------ EXTRACTED MATERIAL ------
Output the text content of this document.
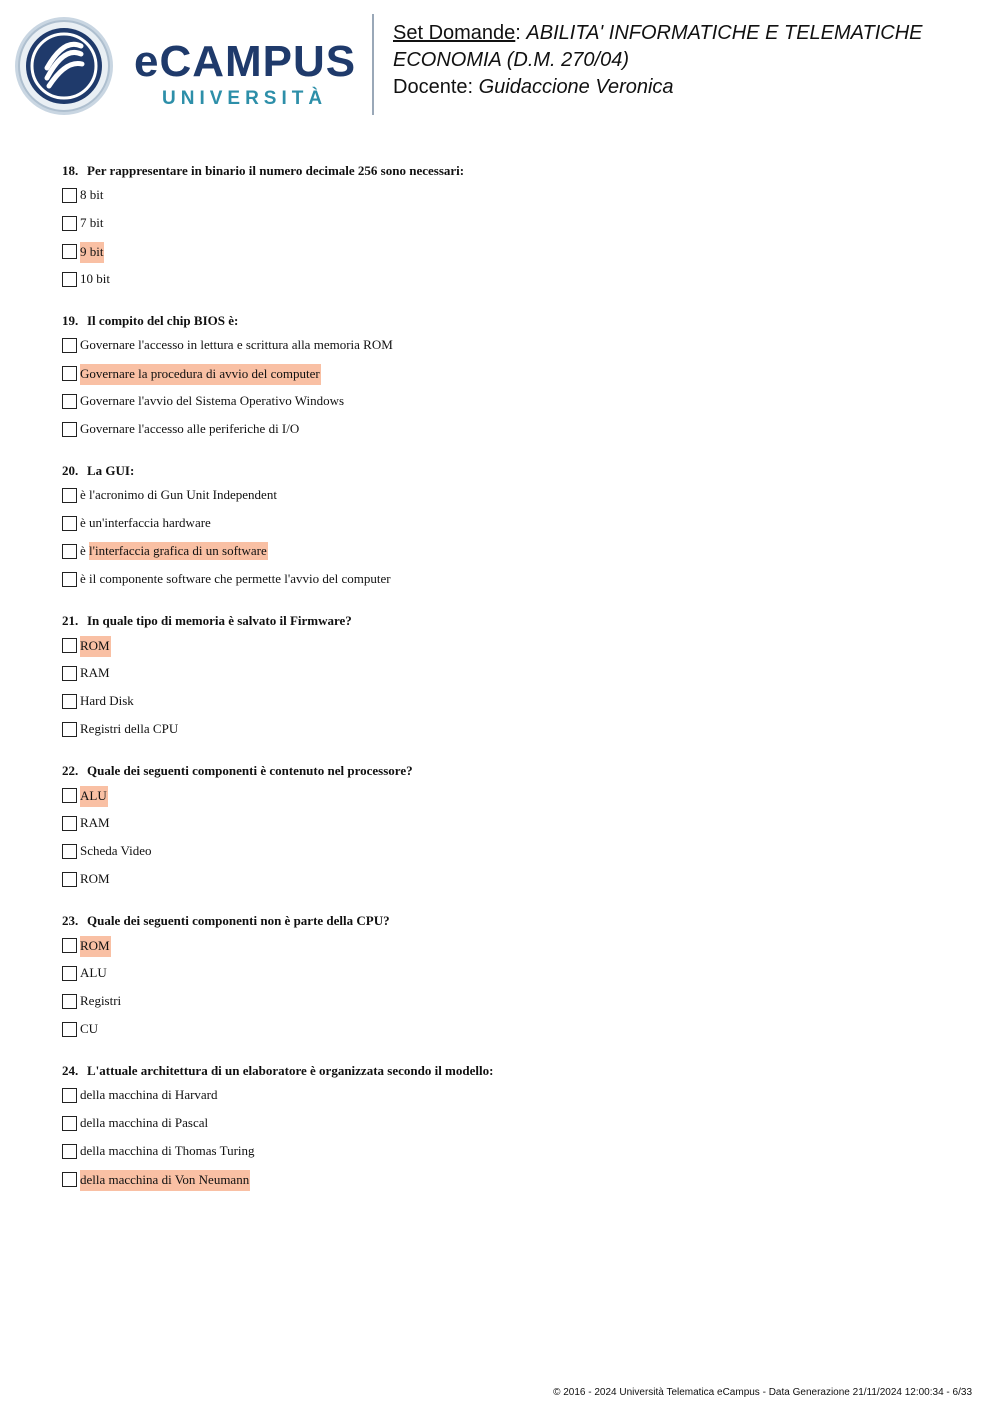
eCAMPUS
UNIVERSITÀ
Set Domande: ABILITA' INFORMATICHE E TELEMATICHE
ECONOMIA (D.M. 270/04)
Docente: Guidaccione Veronica
18. Per rappresentare in binario il numero decimale 256 sono necessari:
8 bit
7 bit
9 bit
10 bit
19. Il compito del chip BIOS è:
Governare l'accesso in lettura e scrittura alla memoria ROM
Governare la procedura di avvio del computer
Governare l'avvio del Sistema Operativo Windows
Governare l'accesso alle periferiche di I/O
20. La GUI:
è l'acronimo di Gun Unit Independent
è un'interfaccia hardware
è l'interfaccia grafica di un software
è il componente software che permette l'avvio del computer
21. In quale tipo di memoria è salvato il Firmware?
ROM
RAM
Hard Disk
Registri della CPU
22. Quale dei seguenti componenti è contenuto nel processore?
ALU
RAM
Scheda Video
ROM
23. Quale dei seguenti componenti non è parte della CPU?
ROM
ALU
Registri
CU
24. L'attuale architettura di un elaboratore è organizzata secondo il modello:
della macchina di Harvard
della macchina di Pascal
della macchina di Thomas Turing
della macchina di Von Neumann
© 2016 - 2024 Università Telematica eCampus - Data Generazione 21/11/2024 12:00:34 - 6/33
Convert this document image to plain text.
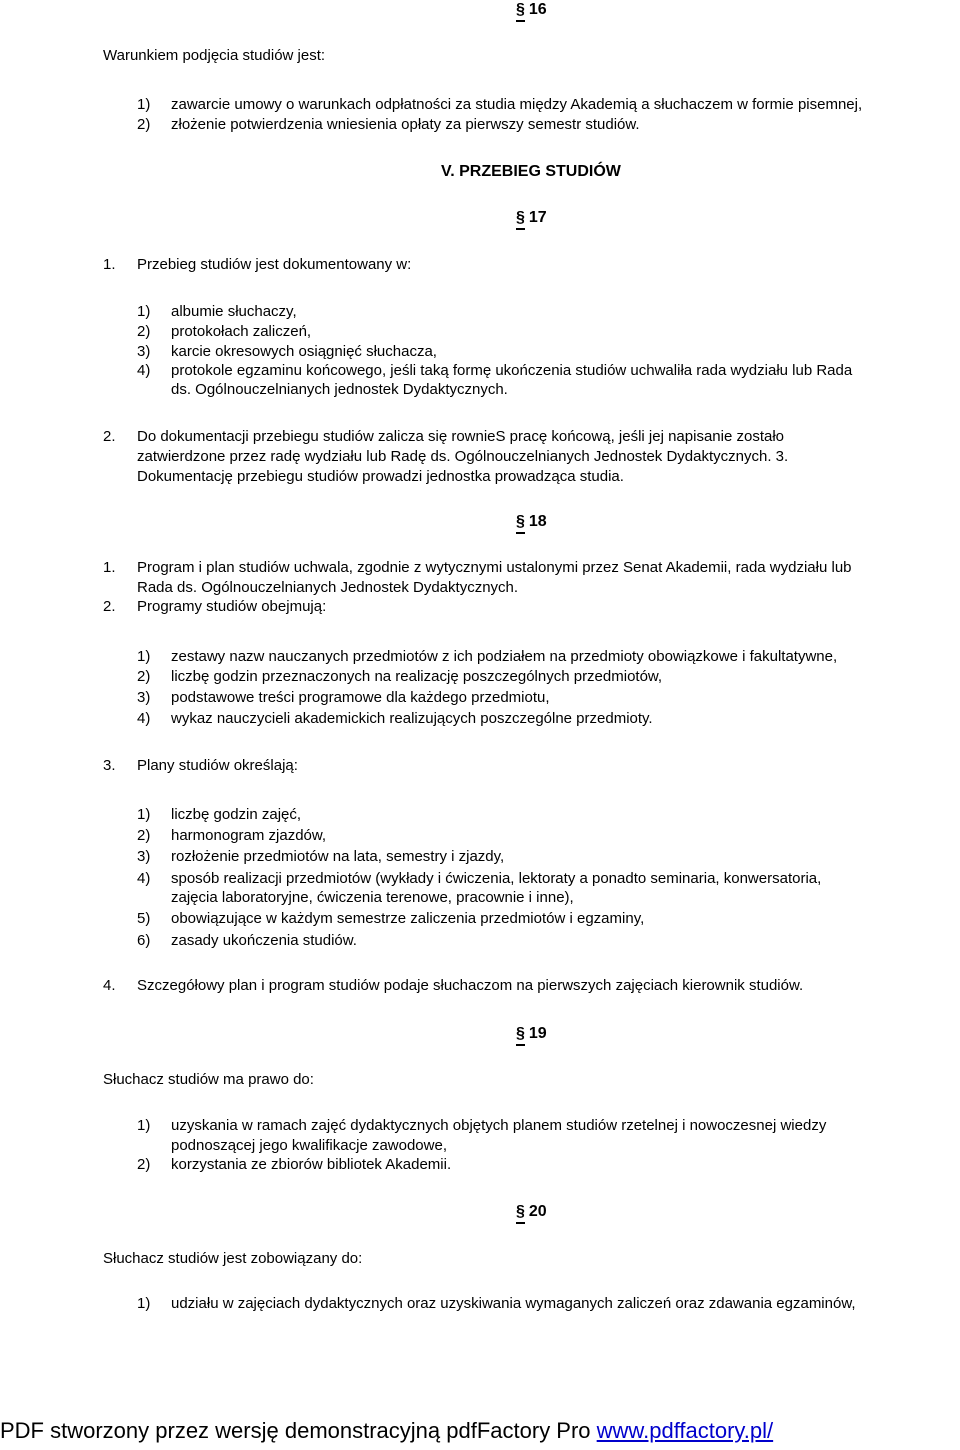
§ 16
Warunkiem podjęcia studiów jest:
1) zawarcie umowy o warunkach odpłatności za studia między Akademią a słuchaczem w formie pisemnej,
2) złożenie potwierdzenia wniesienia opłaty za pierwszy semestr studiów.
V. PRZEBIEG STUDIÓW
§ 17
1. Przebieg studiów jest dokumentowany w:
1) albumie słuchaczy,
2) protokołach zaliczeń,
3) karcie okresowych osiągnięć słuchacza,
4) protokole egzaminu końcowego, jeśli taką formę ukończenia studiów uchwaliła rada wydziału lub Rada
ds. Ogólnouczelnianych jednostek Dydaktycznych.
2. Do dokumentacji przebiegu studiów zalicza się rownieS pracę końcową, jeśli jej napisanie zostało
zatwierdzone przez radę wydziału lub Radę ds. Ogólnouczelnianych Jednostek Dydaktycznych. 3.
Dokumentację przebiegu studiów prowadzi jednostka prowadząca studia.
§ 18
1. Program i plan studiów uchwala, zgodnie z wytycznymi ustalonymi przez Senat Akademii, rada wydziału lub
Rada ds. Ogólnouczelnianych Jednostek Dydaktycznych.
2. Programy studiów obejmują:
1) zestawy nazw nauczanych przedmiotów z ich podziałem na przedmioty obowiązkowe i fakultatywne,
2) liczbę godzin przeznaczonych na realizację poszczególnych przedmiotów,
3) podstawowe treści programowe dla każdego przedmiotu,
4) wykaz nauczycieli akademickich realizujących poszczególne przedmioty.
3. Plany studiów określają:
1) liczbę godzin zajęć,
2) harmonogram zjazdów,
3) rozłożenie przedmiotów na lata, semestry i zjazdy,
4) sposób realizacji przedmiotów (wykłady i ćwiczenia, lektoraty a ponadto seminaria, konwersatoria,
zajęcia laboratoryjne, ćwiczenia terenowe, pracownie i inne),
5) obowiązujące w każdym semestrze zaliczenia przedmiotów i egzaminy,
6) zasady ukończenia studiów.
4. Szczegółowy plan i program studiów podaje słuchaczom na pierwszych zajęciach kierownik studiów.
§ 19
Słuchacz studiów ma prawo do:
1) uzyskania w ramach zajęć dydaktycznych objętych planem studiów rzetelnej i nowoczesnej wiedzy
podnoszącej jego kwalifikacje zawodowe,
2) korzystania ze zbiorów bibliotek Akademii.
§ 20
Słuchacz studiów jest zobowiązany do:
1) udziału w zajęciach dydaktycznych oraz uzyskiwania wymaganych zaliczeń oraz zdawania egzaminów,
PDF stworzony przez wersję demonstracyjną pdfFactory Pro www.pdffactory.pl/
------
Find how many lines hold the string "computer", and state that number alone.

2